■ **Task statement**
Go through the entries below. Copy each line in which "sanaston" appears.

---------- Material for this exercise

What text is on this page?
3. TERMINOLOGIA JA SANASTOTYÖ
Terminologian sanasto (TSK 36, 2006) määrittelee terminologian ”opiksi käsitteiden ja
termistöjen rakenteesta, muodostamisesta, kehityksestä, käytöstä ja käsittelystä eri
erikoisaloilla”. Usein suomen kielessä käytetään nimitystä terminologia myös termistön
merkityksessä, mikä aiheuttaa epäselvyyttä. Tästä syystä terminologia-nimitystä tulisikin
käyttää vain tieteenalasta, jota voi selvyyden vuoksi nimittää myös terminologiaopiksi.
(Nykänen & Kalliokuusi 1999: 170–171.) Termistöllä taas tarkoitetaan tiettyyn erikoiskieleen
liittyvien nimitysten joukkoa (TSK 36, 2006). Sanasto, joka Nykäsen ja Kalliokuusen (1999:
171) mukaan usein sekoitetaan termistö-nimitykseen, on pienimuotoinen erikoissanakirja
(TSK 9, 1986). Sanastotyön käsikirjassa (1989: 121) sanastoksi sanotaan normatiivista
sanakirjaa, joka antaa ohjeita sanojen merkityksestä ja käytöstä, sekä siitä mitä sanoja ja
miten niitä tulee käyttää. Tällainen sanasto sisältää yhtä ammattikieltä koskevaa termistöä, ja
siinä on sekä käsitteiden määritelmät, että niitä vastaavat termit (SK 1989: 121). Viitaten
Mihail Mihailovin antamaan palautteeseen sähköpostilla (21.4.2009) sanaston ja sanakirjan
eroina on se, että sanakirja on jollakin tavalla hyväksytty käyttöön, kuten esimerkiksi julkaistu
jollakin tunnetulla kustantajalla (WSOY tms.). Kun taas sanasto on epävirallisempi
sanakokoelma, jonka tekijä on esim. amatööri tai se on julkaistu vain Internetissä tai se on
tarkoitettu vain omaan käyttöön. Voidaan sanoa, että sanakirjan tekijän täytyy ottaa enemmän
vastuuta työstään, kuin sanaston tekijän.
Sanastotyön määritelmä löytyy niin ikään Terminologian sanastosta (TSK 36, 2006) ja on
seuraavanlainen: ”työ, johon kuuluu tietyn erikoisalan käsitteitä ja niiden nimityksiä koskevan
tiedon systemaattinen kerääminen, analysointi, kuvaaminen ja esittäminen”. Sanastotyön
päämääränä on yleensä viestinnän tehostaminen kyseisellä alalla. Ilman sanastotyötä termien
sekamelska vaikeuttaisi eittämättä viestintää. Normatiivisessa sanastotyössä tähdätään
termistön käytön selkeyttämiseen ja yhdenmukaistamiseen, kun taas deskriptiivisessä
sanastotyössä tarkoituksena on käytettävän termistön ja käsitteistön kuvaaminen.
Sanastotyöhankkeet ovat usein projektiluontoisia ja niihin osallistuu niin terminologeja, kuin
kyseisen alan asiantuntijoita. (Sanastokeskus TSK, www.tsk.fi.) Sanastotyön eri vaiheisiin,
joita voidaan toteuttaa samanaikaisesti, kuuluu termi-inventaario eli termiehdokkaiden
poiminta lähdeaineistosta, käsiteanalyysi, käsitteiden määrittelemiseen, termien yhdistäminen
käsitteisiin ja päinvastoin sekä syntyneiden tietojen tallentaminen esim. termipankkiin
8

--------------------

■ **Exercise response**
Mihail Mihailovin antamaan palautteeseen sähköpostilla (21.4.2009) sanaston ja sanakirjan
vastuuta työstään, kuin sanaston tekijän.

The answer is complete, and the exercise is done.